### WHAT IS REQUIRED
Below are some records. Say how many of their lines contain the string "三高四新", and give nothing but the number.

----- EXERCISE DATA -----

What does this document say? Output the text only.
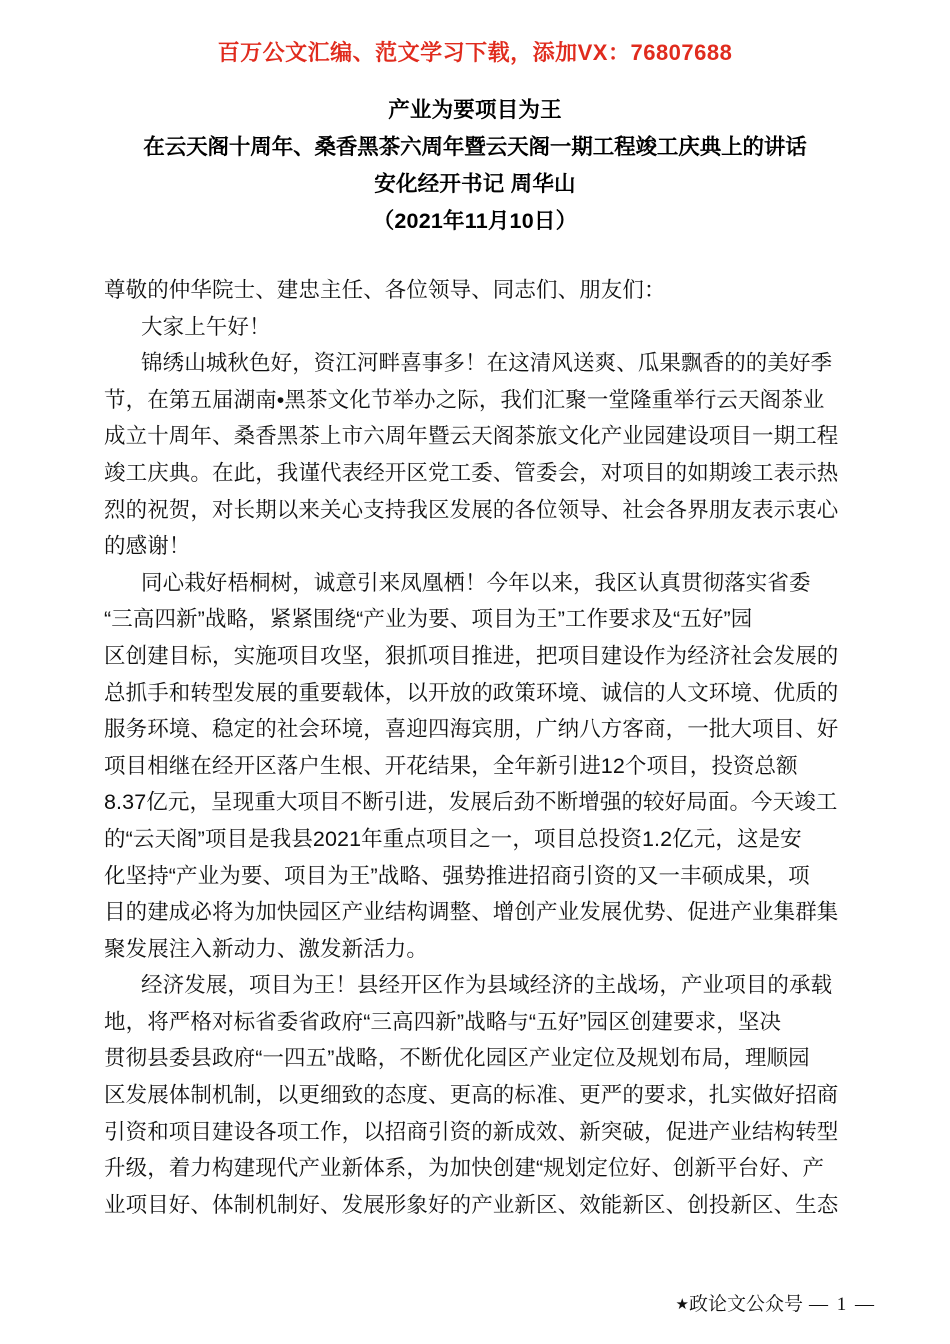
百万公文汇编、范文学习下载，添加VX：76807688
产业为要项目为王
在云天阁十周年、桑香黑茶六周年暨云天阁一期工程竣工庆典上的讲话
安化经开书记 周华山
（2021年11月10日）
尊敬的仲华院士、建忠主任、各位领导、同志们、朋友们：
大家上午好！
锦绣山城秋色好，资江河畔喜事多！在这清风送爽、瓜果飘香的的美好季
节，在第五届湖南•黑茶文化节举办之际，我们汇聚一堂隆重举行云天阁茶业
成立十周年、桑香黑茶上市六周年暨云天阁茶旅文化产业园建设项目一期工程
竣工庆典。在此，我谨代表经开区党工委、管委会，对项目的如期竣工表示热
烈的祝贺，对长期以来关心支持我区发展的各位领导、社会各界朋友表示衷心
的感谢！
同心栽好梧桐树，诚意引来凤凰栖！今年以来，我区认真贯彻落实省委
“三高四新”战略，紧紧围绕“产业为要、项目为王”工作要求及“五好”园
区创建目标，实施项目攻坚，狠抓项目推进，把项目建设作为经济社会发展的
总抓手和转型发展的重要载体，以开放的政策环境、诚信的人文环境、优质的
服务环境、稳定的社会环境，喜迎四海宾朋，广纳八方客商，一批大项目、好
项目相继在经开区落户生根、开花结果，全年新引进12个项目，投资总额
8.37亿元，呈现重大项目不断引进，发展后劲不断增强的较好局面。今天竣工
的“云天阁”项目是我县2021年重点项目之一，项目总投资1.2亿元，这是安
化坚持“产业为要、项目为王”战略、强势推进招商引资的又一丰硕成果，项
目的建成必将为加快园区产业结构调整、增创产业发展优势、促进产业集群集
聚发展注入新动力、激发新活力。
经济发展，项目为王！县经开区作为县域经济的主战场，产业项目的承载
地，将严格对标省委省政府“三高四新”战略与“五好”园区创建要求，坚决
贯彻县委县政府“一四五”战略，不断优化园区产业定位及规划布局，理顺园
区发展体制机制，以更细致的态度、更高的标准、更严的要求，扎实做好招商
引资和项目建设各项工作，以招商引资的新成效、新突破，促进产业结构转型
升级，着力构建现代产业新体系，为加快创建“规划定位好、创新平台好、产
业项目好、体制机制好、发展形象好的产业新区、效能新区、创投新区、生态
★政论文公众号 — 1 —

-----
----- EXERCISE DATA -----

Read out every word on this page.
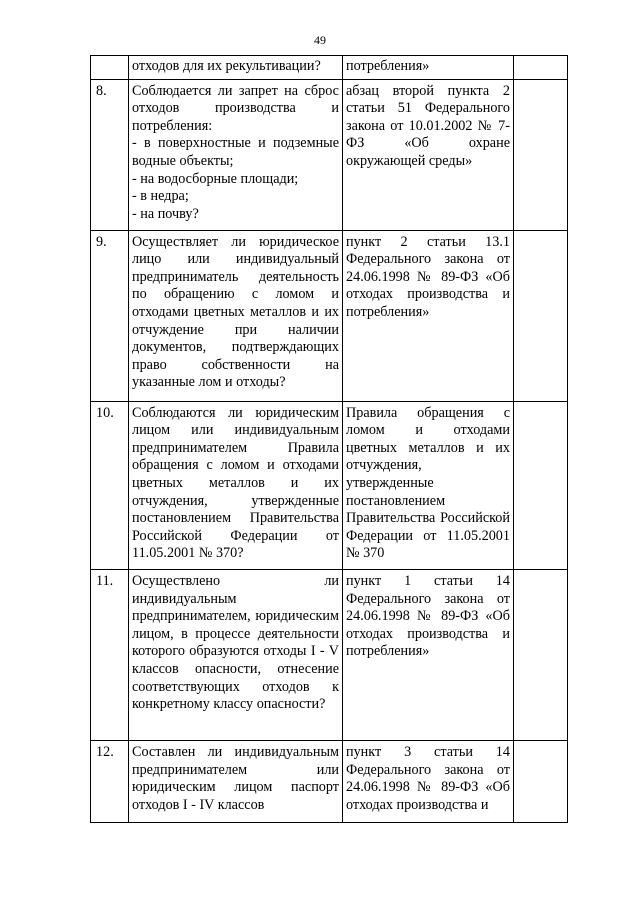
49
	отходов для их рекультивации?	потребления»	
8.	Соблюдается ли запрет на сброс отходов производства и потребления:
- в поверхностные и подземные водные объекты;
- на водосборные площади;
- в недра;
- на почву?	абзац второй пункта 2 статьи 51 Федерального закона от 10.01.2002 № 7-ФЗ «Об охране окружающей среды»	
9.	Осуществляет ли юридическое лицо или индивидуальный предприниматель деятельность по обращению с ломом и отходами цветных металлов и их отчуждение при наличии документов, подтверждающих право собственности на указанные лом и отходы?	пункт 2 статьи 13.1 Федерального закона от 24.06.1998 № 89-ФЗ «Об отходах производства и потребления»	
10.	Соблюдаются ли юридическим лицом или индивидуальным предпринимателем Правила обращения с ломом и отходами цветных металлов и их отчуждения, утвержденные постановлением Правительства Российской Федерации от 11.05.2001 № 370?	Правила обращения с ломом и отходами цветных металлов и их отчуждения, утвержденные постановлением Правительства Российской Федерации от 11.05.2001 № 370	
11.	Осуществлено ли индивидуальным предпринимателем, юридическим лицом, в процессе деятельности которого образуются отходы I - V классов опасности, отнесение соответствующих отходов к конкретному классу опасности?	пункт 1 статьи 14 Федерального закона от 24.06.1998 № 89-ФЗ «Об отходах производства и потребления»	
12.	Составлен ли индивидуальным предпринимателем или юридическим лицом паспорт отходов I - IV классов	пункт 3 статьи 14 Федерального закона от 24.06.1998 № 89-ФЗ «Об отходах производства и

-----

### RESPONSE
2